(Extracted data entries)
»»
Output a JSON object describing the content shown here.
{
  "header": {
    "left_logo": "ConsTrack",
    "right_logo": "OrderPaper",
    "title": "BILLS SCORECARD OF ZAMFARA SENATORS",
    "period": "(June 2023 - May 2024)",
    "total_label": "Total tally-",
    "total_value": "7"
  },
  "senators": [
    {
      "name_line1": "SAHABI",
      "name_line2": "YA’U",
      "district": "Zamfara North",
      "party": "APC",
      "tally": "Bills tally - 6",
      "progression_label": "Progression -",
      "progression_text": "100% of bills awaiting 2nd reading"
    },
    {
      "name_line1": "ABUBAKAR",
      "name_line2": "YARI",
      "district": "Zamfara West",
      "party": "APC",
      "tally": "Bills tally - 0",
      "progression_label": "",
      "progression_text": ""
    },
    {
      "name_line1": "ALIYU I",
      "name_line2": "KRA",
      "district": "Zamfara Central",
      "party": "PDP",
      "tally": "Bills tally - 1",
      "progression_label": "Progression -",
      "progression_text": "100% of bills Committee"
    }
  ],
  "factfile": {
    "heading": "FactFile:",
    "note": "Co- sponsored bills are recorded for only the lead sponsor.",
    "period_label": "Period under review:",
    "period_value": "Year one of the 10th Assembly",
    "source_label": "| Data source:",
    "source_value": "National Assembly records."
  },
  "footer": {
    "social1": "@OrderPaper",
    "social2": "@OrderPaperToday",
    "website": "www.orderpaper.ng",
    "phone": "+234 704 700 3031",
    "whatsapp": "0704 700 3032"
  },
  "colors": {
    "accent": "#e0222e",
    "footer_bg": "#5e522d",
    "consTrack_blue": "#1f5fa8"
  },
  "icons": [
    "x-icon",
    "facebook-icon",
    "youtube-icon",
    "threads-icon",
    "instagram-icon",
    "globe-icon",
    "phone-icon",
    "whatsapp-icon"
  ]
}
««
»»
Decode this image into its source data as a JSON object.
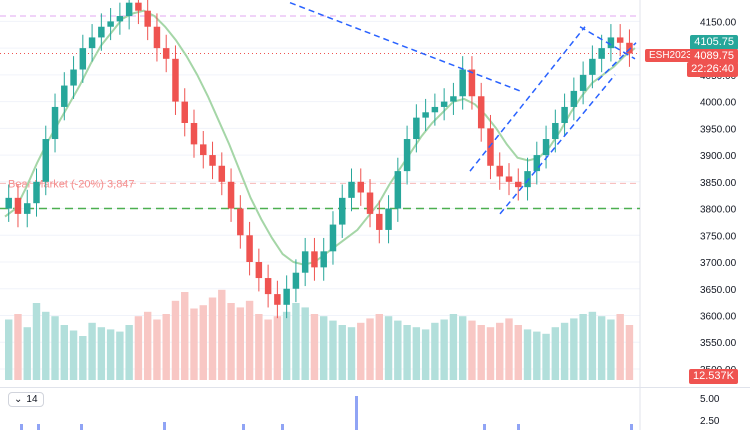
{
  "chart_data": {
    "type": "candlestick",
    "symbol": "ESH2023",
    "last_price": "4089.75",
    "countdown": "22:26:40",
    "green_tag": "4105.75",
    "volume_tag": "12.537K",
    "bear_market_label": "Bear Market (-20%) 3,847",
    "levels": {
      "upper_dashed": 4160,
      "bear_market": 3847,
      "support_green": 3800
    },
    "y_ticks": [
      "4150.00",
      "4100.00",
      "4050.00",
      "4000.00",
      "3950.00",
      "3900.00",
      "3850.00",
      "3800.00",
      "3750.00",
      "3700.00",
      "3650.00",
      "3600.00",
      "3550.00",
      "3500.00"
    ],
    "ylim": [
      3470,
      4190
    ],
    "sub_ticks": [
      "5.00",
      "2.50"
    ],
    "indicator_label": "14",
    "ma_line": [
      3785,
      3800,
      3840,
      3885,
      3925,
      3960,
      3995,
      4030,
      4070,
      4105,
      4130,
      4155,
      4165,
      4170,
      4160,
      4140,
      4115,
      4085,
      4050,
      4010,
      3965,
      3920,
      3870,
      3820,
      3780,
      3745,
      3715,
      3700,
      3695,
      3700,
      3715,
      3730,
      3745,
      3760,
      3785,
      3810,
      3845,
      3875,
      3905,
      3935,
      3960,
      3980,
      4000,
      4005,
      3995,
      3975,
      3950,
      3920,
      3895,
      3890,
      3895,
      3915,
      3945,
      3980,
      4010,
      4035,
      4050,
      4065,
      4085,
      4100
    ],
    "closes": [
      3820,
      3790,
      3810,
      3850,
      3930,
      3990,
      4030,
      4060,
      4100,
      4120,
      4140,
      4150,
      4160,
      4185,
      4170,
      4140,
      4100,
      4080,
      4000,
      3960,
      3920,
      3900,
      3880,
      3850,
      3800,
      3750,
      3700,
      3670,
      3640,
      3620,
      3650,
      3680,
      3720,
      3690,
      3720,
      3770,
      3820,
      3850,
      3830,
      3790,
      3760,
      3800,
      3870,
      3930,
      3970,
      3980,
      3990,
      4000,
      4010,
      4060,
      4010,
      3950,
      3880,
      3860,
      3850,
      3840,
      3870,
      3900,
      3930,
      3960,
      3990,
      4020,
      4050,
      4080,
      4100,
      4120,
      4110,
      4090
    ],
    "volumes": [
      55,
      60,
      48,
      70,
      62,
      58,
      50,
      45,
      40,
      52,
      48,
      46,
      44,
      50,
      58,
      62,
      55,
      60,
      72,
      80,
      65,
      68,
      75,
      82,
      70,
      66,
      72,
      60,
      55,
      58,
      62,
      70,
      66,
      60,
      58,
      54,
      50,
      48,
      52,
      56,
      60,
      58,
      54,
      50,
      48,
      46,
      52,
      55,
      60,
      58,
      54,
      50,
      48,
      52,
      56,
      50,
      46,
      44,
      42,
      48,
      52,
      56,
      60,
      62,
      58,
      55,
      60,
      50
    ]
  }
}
««
»»
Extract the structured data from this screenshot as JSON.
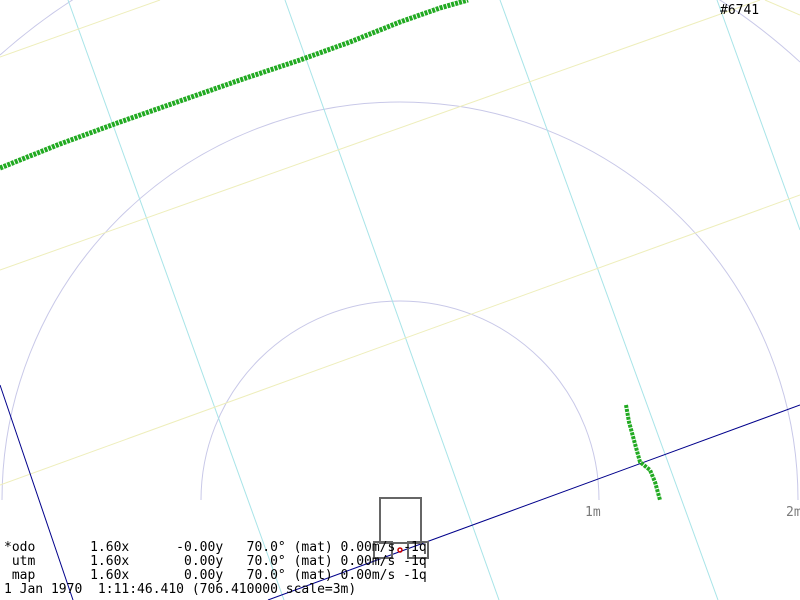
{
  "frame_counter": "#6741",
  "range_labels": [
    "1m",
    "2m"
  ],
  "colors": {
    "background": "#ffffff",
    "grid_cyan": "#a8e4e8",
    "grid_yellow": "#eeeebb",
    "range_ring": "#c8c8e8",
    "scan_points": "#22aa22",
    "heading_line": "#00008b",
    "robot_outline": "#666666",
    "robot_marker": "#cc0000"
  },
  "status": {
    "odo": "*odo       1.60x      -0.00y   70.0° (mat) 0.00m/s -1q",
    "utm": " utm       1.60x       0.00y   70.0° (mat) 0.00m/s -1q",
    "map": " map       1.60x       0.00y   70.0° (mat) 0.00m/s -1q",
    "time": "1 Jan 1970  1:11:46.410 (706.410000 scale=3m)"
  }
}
««
> _THE REQUEST_
In the entries above, find each line with the word "tally" and show it.

> _THE ANSWER_
    "total_label": "Total tally-",
      "tally": "Bills tally - 6",
      "tally": "Bills tally - 0",
      "tally": "Bills tally - 1",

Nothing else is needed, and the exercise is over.